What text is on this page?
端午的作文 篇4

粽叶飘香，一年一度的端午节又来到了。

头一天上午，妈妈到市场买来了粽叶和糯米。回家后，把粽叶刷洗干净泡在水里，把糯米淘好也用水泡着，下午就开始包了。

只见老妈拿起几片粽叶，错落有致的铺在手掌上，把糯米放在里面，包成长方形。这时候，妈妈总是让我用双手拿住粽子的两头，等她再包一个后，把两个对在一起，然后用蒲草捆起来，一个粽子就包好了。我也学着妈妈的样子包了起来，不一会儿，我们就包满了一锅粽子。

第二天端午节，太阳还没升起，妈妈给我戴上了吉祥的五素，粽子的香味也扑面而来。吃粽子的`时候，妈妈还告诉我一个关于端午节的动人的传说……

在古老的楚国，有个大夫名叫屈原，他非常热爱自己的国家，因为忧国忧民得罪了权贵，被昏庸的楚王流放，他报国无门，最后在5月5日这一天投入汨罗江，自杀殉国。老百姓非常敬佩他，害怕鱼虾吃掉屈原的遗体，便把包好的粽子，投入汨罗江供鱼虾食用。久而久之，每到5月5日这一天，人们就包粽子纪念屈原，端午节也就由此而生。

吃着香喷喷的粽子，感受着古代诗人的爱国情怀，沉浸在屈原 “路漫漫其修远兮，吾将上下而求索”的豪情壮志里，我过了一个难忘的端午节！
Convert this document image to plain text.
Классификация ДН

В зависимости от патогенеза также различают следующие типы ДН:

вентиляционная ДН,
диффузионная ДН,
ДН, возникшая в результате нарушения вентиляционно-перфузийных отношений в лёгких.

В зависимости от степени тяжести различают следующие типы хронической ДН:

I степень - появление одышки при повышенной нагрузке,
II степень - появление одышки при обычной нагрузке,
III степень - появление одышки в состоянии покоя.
_ _ _ _
Reproduce the listing above exactly from the line containing "Convert this document image to plain text." through its last line, with both of those lines included.

Correct response —
Convert this document image to plain text.
Классификация ДН

В зависимости от патогенеза также различают следующие типы ДН:

вентиляционная ДН,
диффузионная ДН,
ДН, возникшая в результате нарушения вентиляционно-перфузийных отношений в лёгких.

В зависимости от степени тяжести различают следующие типы хронической ДН:

I степень - появление одышки при повышенной нагрузке,
II степень - появление одышки при обычной нагрузке,
III степень - появление одышки в состоянии покоя.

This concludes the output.